▶ What is asked: Reproduce the whole listing, character for character.

▶ Records for processing:
____
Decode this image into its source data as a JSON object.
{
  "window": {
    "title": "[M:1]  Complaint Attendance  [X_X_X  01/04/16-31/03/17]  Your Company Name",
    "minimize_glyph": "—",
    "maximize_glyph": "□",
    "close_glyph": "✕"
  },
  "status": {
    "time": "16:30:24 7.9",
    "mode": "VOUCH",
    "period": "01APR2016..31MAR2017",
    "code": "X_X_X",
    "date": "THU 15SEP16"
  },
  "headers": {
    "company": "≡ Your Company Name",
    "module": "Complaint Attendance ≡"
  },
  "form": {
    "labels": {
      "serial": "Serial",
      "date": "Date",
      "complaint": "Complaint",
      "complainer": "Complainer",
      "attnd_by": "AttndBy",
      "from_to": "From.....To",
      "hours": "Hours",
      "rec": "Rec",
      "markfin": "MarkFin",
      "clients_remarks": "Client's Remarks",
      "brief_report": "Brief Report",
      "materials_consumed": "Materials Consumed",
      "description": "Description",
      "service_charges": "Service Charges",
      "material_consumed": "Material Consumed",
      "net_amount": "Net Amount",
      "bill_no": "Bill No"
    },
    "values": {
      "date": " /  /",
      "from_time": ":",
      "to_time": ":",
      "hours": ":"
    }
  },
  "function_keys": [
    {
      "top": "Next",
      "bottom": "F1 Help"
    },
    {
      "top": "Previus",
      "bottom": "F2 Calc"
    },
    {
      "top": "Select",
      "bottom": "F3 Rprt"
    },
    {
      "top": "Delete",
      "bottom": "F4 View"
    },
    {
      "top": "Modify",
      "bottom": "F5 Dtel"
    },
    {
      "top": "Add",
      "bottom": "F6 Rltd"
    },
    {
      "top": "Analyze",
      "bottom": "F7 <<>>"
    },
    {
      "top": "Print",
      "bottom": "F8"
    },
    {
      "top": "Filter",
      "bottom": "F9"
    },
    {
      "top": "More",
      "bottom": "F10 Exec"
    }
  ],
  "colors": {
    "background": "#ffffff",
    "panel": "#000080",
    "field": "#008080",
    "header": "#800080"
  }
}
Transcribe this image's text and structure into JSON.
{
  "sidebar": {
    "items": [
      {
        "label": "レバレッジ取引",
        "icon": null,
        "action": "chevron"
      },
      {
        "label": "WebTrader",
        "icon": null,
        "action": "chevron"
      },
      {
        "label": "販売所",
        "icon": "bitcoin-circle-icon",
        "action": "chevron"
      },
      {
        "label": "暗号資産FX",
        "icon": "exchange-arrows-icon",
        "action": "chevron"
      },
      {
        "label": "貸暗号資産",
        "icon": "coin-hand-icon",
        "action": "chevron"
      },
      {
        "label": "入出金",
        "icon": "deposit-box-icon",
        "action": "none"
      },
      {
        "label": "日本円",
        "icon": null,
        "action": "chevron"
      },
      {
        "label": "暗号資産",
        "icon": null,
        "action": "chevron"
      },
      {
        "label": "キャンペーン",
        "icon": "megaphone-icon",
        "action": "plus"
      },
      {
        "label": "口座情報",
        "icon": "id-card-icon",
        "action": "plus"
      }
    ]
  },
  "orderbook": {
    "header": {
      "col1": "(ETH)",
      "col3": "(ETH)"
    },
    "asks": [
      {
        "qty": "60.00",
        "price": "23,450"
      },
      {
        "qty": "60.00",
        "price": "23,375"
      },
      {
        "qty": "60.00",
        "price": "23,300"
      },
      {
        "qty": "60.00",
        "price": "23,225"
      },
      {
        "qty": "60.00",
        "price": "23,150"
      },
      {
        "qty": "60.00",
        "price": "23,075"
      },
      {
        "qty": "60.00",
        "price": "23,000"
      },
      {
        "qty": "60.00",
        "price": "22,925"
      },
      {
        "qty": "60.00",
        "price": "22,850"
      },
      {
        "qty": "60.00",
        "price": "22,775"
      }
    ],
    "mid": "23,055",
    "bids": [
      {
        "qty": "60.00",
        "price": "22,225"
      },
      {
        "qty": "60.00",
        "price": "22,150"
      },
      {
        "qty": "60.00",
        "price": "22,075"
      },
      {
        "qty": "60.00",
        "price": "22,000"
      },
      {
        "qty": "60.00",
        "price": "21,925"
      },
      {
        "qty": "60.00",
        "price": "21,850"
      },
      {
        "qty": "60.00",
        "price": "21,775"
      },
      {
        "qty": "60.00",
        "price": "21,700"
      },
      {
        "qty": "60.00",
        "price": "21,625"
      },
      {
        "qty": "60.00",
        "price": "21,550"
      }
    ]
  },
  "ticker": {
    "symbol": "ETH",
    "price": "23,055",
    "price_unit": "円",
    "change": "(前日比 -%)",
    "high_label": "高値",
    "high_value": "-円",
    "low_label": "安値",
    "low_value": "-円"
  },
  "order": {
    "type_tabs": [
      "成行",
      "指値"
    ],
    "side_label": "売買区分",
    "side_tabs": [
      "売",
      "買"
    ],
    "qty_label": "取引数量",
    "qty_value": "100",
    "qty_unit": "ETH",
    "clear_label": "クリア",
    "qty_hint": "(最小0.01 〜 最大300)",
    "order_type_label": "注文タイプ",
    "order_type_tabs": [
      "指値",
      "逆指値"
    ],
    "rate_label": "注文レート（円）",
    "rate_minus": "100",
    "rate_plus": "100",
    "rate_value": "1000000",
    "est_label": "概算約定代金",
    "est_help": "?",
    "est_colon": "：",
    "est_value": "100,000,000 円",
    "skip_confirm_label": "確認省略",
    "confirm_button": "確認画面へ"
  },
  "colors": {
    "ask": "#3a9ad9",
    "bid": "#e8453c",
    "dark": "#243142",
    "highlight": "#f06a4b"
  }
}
____
▶ Response:
Decode this image into its source data as a JSON object.
{
  "window": {
    "title": "[M:1]  Complaint Attendance  [X_X_X  01/04/16-31/03/17]  Your Company Name",
    "minimize_glyph": "—",
    "maximize_glyph": "□",
    "close_glyph": "✕"
  },
  "status": {
    "time": "16:30:24 7.9",
    "mode": "VOUCH",
    "period": "01APR2016..31MAR2017",
    "code": "X_X_X",
    "date": "THU 15SEP16"
  },
  "headers": {
    "company": "≡ Your Company Name",
    "module": "Complaint Attendance ≡"
  },
  "form": {
    "labels": {
      "serial": "Serial",
      "date": "Date",
      "complaint": "Complaint",
      "complainer": "Complainer",
      "attnd_by": "AttndBy",
      "from_to": "From.....To",
      "hours": "Hours",
      "rec": "Rec",
      "markfin": "MarkFin",
      "clients_remarks": "Client's Remarks",
      "brief_report": "Brief Report",
      "materials_consumed": "Materials Consumed",
      "description": "Description",
      "service_charges": "Service Charges",
      "material_consumed": "Material Consumed",
      "net_amount": "Net Amount",
      "bill_no": "Bill No"
    },
    "values": {
      "date": " /  /",
      "from_time": ":",
      "to_time": ":",
      "hours": ":"
    }
  },
  "function_keys": [
    {
      "top": "Next",
      "bottom": "F1 Help"
    },
    {
      "top": "Previus",
      "bottom": "F2 Calc"
    },
    {
      "top": "Select",
      "bottom": "F3 Rprt"
    },
    {
      "top": "Delete",
      "bottom": "F4 View"
    },
    {
      "top": "Modify",
      "bottom": "F5 Dtel"
    },
    {
      "top": "Add",
      "bottom": "F6 Rltd"
    },
    {
      "top": "Analyze",
      "bottom": "F7 <<>>"
    },
    {
      "top": "Print",
      "bottom": "F8"
    },
    {
      "top": "Filter",
      "bottom": "F9"
    },
    {
      "top": "More",
      "bottom": "F10 Exec"
    }
  ],
  "colors": {
    "background": "#ffffff",
    "panel": "#000080",
    "field": "#008080",
    "header": "#800080"
  }
}
Transcribe this image's text and structure into JSON.
{
  "sidebar": {
    "items": [
      {
        "label": "レバレッジ取引",
        "icon": null,
        "action": "chevron"
      },
      {
        "label": "WebTrader",
        "icon": null,
        "action": "chevron"
      },
      {
        "label": "販売所",
        "icon": "bitcoin-circle-icon",
        "action": "chevron"
      },
      {
        "label": "暗号資産FX",
        "icon": "exchange-arrows-icon",
        "action": "chevron"
      },
      {
        "label": "貸暗号資産",
        "icon": "coin-hand-icon",
        "action": "chevron"
      },
      {
        "label": "入出金",
        "icon": "deposit-box-icon",
        "action": "none"
      },
      {
        "label": "日本円",
        "icon": null,
        "action": "chevron"
      },
      {
        "label": "暗号資産",
        "icon": null,
        "action": "chevron"
      },
      {
        "label": "キャンペーン",
        "icon": "megaphone-icon",
        "action": "plus"
      },
      {
        "label": "口座情報",
        "icon": "id-card-icon",
        "action": "plus"
      }
    ]
  },
  "orderbook": {
    "header": {
      "col1": "(ETH)",
      "col3": "(ETH)"
    },
    "asks": [
      {
        "qty": "60.00",
        "price": "23,450"
      },
      {
        "qty": "60.00",
        "price": "23,375"
      },
      {
        "qty": "60.00",
        "price": "23,300"
      },
      {
        "qty": "60.00",
        "price": "23,225"
      },
      {
        "qty": "60.00",
        "price": "23,150"
      },
      {
        "qty": "60.00",
        "price": "23,075"
      },
      {
        "qty": "60.00",
        "price": "23,000"
      },
      {
        "qty": "60.00",
        "price": "22,925"
      },
      {
        "qty": "60.00",
        "price": "22,850"
      },
      {
        "qty": "60.00",
        "price": "22,775"
      }
    ],
    "mid": "23,055",
    "bids": [
      {
        "qty": "60.00",
        "price": "22,225"
      },
      {
        "qty": "60.00",
        "price": "22,150"
      },
      {
        "qty": "60.00",
        "price": "22,075"
      },
      {
        "qty": "60.00",
        "price": "22,000"
      },
      {
        "qty": "60.00",
        "price": "21,925"
      },
      {
        "qty": "60.00",
        "price": "21,850"
      },
      {
        "qty": "60.00",
        "price": "21,775"
      },
      {
        "qty": "60.00",
        "price": "21,700"
      },
      {
        "qty": "60.00",
        "price": "21,625"
      },
      {
        "qty": "60.00",
        "price": "21,550"
      }
    ]
  },
  "ticker": {
    "symbol": "ETH",
    "price": "23,055",
    "price_unit": "円",
    "change": "(前日比 -%)",
    "high_label": "高値",
    "high_value": "-円",
    "low_label": "安値",
    "low_value": "-円"
  },
  "order": {
    "type_tabs": [
      "成行",
      "指値"
    ],
    "side_label": "売買区分",
    "side_tabs": [
      "売",
      "買"
    ],
    "qty_label": "取引数量",
    "qty_value": "100",
    "qty_unit": "ETH",
    "clear_label": "クリア",
    "qty_hint": "(最小0.01 〜 最大300)",
    "order_type_label": "注文タイプ",
    "order_type_tabs": [
      "指値",
      "逆指値"
    ],
    "rate_label": "注文レート（円）",
    "rate_minus": "100",
    "rate_plus": "100",
    "rate_value": "1000000",
    "est_label": "概算約定代金",
    "est_help": "?",
    "est_colon": "：",
    "est_value": "100,000,000 円",
    "skip_confirm_label": "確認省略",
    "confirm_button": "確認画面へ"
  },
  "colors": {
    "ask": "#3a9ad9",
    "bid": "#e8453c",
    "dark": "#243142",
    "highlight": "#f06a4b"
  }
}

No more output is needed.